Work out how many lines in the entries below include the word "相对于绝对标高". Give nothing but the number.

-- START OF EXCERPTED RECORDS --

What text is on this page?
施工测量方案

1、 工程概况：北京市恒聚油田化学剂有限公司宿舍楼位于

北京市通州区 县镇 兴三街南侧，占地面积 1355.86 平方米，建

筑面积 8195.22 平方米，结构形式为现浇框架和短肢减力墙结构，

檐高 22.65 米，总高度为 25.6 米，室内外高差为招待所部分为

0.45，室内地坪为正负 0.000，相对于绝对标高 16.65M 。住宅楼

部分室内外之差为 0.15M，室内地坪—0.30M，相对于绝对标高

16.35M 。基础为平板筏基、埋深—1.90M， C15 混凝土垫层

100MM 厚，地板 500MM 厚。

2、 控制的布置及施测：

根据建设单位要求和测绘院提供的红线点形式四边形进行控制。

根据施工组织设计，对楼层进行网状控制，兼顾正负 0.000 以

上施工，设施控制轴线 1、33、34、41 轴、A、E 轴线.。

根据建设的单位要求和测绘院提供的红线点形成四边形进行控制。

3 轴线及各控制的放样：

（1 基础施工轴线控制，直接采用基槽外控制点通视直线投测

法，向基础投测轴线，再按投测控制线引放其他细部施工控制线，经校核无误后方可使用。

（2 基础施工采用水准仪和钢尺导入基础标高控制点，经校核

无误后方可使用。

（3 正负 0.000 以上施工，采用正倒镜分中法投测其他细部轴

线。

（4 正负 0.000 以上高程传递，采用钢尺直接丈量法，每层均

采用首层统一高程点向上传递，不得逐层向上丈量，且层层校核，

-- END OF EXCERPTED RECORDS --

■ TASK RESULT ■
2